(Data entries for graphics)
----

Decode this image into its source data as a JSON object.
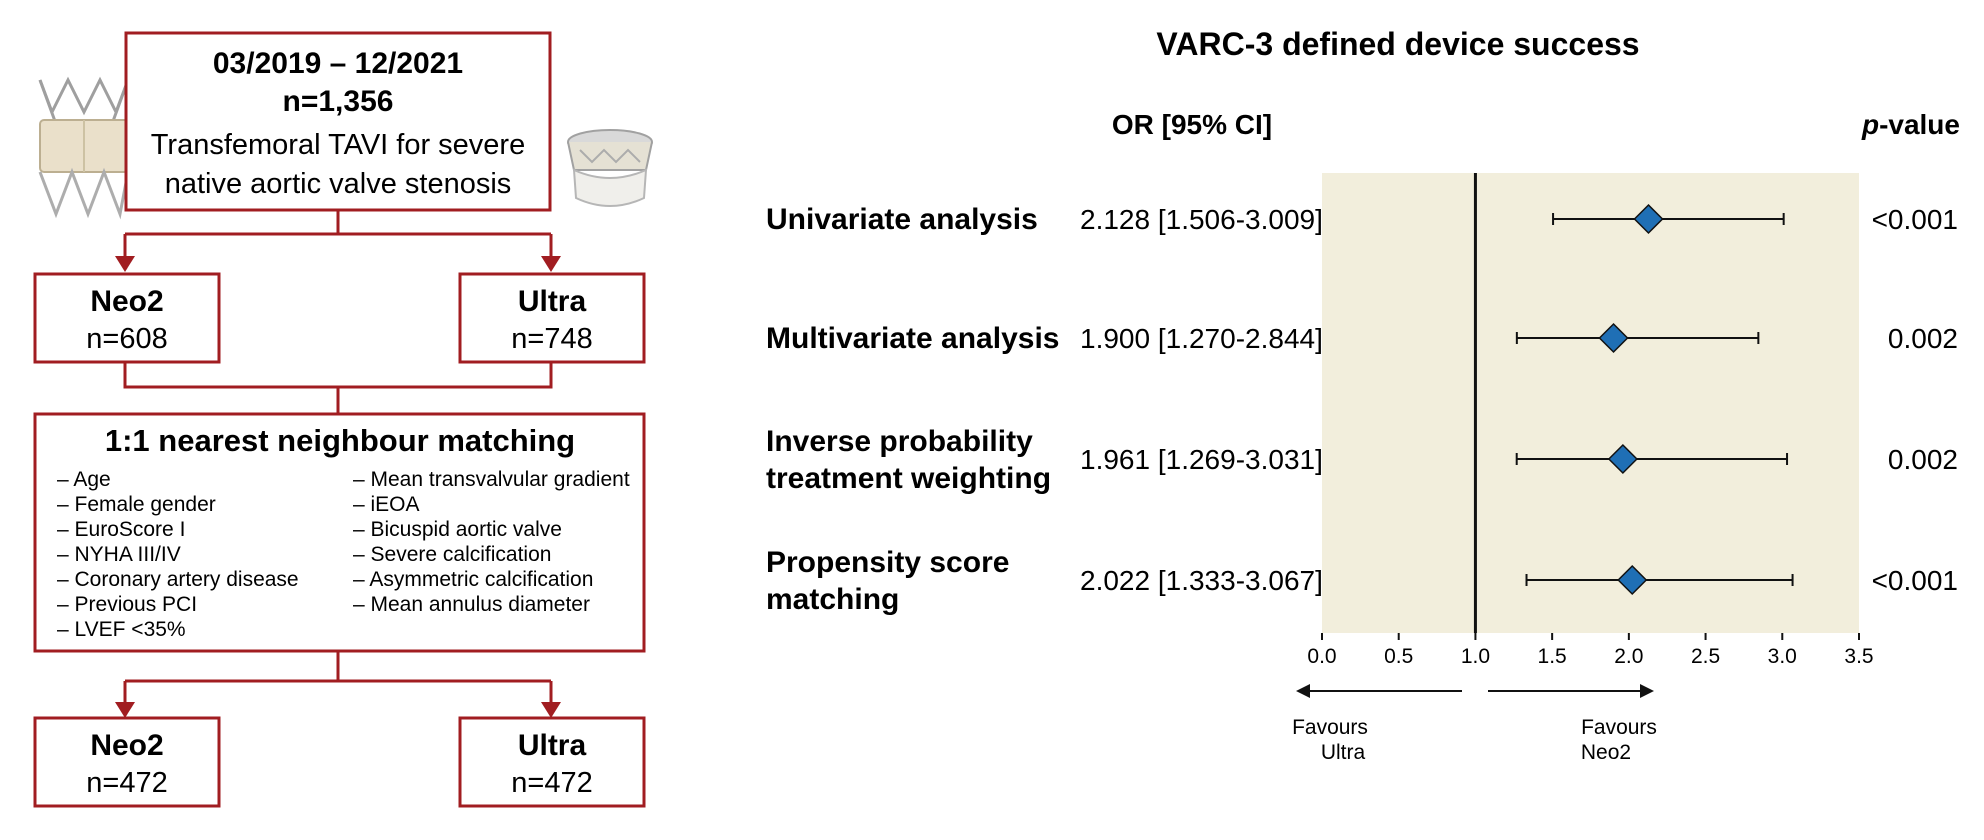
{
  "flowchart": {
    "top_box": {
      "period": "03/2019 – 12/2021",
      "n": "n=1,356",
      "desc_line1": "Transfemoral TAVI for severe",
      "desc_line2": "native aortic valve stenosis"
    },
    "group_left": {
      "name": "Neo2",
      "n": "n=608"
    },
    "group_right": {
      "name": "Ultra",
      "n": "n=748"
    },
    "matching": {
      "title": "1:1 nearest neighbour matching",
      "left_items": [
        "– Age",
        "– Female gender",
        "– EuroScore I",
        "– NYHA III/IV",
        "– Coronary artery disease",
        "– Previous PCI",
        "– LVEF <35%"
      ],
      "right_items": [
        "– Mean transvalvular gradient",
        "– iEOA",
        "– Bicuspid aortic valve",
        "– Severe calcification",
        "– Asymmetric calcification",
        "– Mean annulus diameter"
      ]
    },
    "matched_left": {
      "name": "Neo2",
      "n": "n=472"
    },
    "matched_right": {
      "name": "Ultra",
      "n": "n=472"
    },
    "colors": {
      "border": "#a11d21"
    },
    "icons": [
      "neo2-valve-icon",
      "ultra-valve-icon"
    ]
  },
  "chart_data": {
    "type": "forest",
    "title": "VARC-3 defined device success",
    "col_or_header": "OR [95% CI]",
    "col_p_header_italic": "p",
    "col_p_header_rest": "-value",
    "reference_line": 1.0,
    "xlim": [
      0.0,
      3.5
    ],
    "ticks": [
      "0.0",
      "0.5",
      "1.0",
      "1.5",
      "2.0",
      "2.5",
      "3.0",
      "3.5"
    ],
    "tick_values": [
      0.0,
      0.5,
      1.0,
      1.5,
      2.0,
      2.5,
      3.0,
      3.5
    ],
    "rows": [
      {
        "label_lines": [
          "Univariate analysis"
        ],
        "or": 2.128,
        "lo": 1.506,
        "hi": 3.009,
        "or_text": "2.128 [1.506-3.009]",
        "p": "<0.001"
      },
      {
        "label_lines": [
          "Multivariate analysis"
        ],
        "or": 1.9,
        "lo": 1.27,
        "hi": 2.844,
        "or_text": "1.900 [1.270-2.844]",
        "p": "0.002"
      },
      {
        "label_lines": [
          "Inverse probability",
          "treatment weighting"
        ],
        "or": 1.961,
        "lo": 1.269,
        "hi": 3.031,
        "or_text": "1.961 [1.269-3.031]",
        "p": "0.002"
      },
      {
        "label_lines": [
          "Propensity score",
          "matching"
        ],
        "or": 2.022,
        "lo": 1.333,
        "hi": 3.067,
        "or_text": "2.022 [1.333-3.067]",
        "p": "<0.001"
      }
    ],
    "favours_left": [
      "Favours",
      "Ultra"
    ],
    "favours_right": [
      "Favours",
      "Neo2"
    ],
    "colors": {
      "panel": "#f2eedc",
      "marker": "#1f6fb5",
      "marker_stroke": "#111111",
      "line": "#111111"
    }
  }
}
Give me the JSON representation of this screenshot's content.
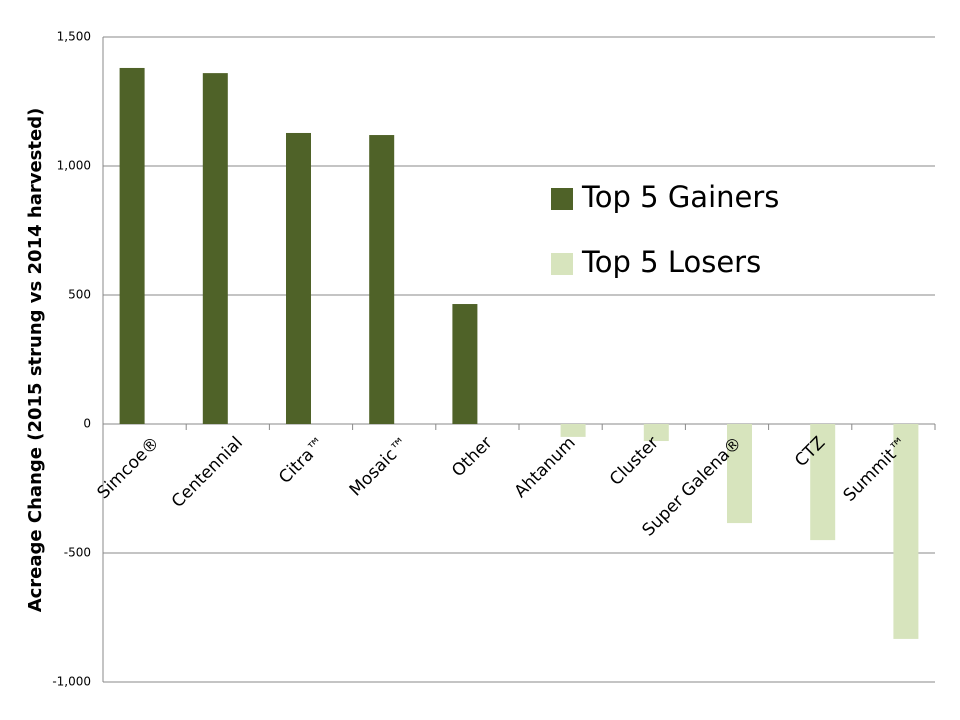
{
  "chart_data": {
    "type": "bar",
    "y_axis_title": "Acreage Change (2015 strung vs 2014 harvested)",
    "categories": [
      "Simcoe®",
      "Centennial",
      "Citra™",
      "Mosaic™",
      "Other",
      "Ahtanum",
      "Cluster",
      "Super Galena®",
      "CTZ",
      "Summit™"
    ],
    "series": [
      {
        "name": "Top 5 Gainers",
        "color": "#4f6228",
        "values": [
          1380,
          1360,
          1128,
          1120,
          465,
          null,
          null,
          null,
          null,
          null
        ]
      },
      {
        "name": "Top 5 Losers",
        "color": "#d7e4bd",
        "values": [
          null,
          null,
          null,
          null,
          null,
          -50,
          -66,
          -384,
          -450,
          -833
        ]
      }
    ],
    "ylim": [
      -1000,
      1500
    ],
    "yticks": [
      {
        "value": -1000,
        "label": "-1,000"
      },
      -500,
      0,
      500,
      {
        "value": 1000,
        "label": "1,000"
      },
      {
        "value": 1500,
        "label": "1,500"
      }
    ],
    "grid": true
  }
}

----

#### Your task:
Every entry above needs to be retyped exactly; drop the pictures.

#### Full solution:
Decode this image into its source data as a JSON object.
{
  "flowchart": {
    "top_box": {
      "period": "03/2019 – 12/2021",
      "n": "n=1,356",
      "desc_line1": "Transfemoral TAVI for severe",
      "desc_line2": "native aortic valve stenosis"
    },
    "group_left": {
      "name": "Neo2",
      "n": "n=608"
    },
    "group_right": {
      "name": "Ultra",
      "n": "n=748"
    },
    "matching": {
      "title": "1:1 nearest neighbour matching",
      "left_items": [
        "– Age",
        "– Female gender",
        "– EuroScore I",
        "– NYHA III/IV",
        "– Coronary artery disease",
        "– Previous PCI",
        "– LVEF <35%"
      ],
      "right_items": [
        "– Mean transvalvular gradient",
        "– iEOA",
        "– Bicuspid aortic valve",
        "– Severe calcification",
        "– Asymmetric calcification",
        "– Mean annulus diameter"
      ]
    },
    "matched_left": {
      "name": "Neo2",
      "n": "n=472"
    },
    "matched_right": {
      "name": "Ultra",
      "n": "n=472"
    },
    "colors": {
      "border": "#a11d21"
    },
    "icons": [
      "neo2-valve-icon",
      "ultra-valve-icon"
    ]
  },
  "chart_data": {
    "type": "forest",
    "title": "VARC-3 defined device success",
    "col_or_header": "OR [95% CI]",
    "col_p_header_italic": "p",
    "col_p_header_rest": "-value",
    "reference_line": 1.0,
    "xlim": [
      0.0,
      3.5
    ],
    "ticks": [
      "0.0",
      "0.5",
      "1.0",
      "1.5",
      "2.0",
      "2.5",
      "3.0",
      "3.5"
    ],
    "tick_values": [
      0.0,
      0.5,
      1.0,
      1.5,
      2.0,
      2.5,
      3.0,
      3.5
    ],
    "rows": [
      {
        "label_lines": [
          "Univariate analysis"
        ],
        "or": 2.128,
        "lo": 1.506,
        "hi": 3.009,
        "or_text": "2.128 [1.506-3.009]",
        "p": "<0.001"
      },
      {
        "label_lines": [
          "Multivariate analysis"
        ],
        "or": 1.9,
        "lo": 1.27,
        "hi": 2.844,
        "or_text": "1.900 [1.270-2.844]",
        "p": "0.002"
      },
      {
        "label_lines": [
          "Inverse probability",
          "treatment weighting"
        ],
        "or": 1.961,
        "lo": 1.269,
        "hi": 3.031,
        "or_text": "1.961 [1.269-3.031]",
        "p": "0.002"
      },
      {
        "label_lines": [
          "Propensity score",
          "matching"
        ],
        "or": 2.022,
        "lo": 1.333,
        "hi": 3.067,
        "or_text": "2.022 [1.333-3.067]",
        "p": "<0.001"
      }
    ],
    "favours_left": [
      "Favours",
      "Ultra"
    ],
    "favours_right": [
      "Favours",
      "Neo2"
    ],
    "colors": {
      "panel": "#f2eedc",
      "marker": "#1f6fb5",
      "marker_stroke": "#111111",
      "line": "#111111"
    }
  }
}
Give me the JSON representation of this screenshot's content.
{
  "chart_data": {
    "type": "bar",
    "y_axis_title": "Acreage Change (2015 strung vs 2014 harvested)",
    "categories": [
      "Simcoe®",
      "Centennial",
      "Citra™",
      "Mosaic™",
      "Other",
      "Ahtanum",
      "Cluster",
      "Super Galena®",
      "CTZ",
      "Summit™"
    ],
    "series": [
      {
        "name": "Top 5 Gainers",
        "color": "#4f6228",
        "values": [
          1380,
          1360,
          1128,
          1120,
          465,
          null,
          null,
          null,
          null,
          null
        ]
      },
      {
        "name": "Top 5 Losers",
        "color": "#d7e4bd",
        "values": [
          null,
          null,
          null,
          null,
          null,
          -50,
          -66,
          -384,
          -450,
          -833
        ]
      }
    ],
    "ylim": [
      -1000,
      1500
    ],
    "yticks": [
      {
        "value": -1000,
        "label": "-1,000"
      },
      -500,
      0,
      500,
      {
        "value": 1000,
        "label": "1,000"
      },
      {
        "value": 1500,
        "label": "1,500"
      }
    ],
    "grid": true
  }
}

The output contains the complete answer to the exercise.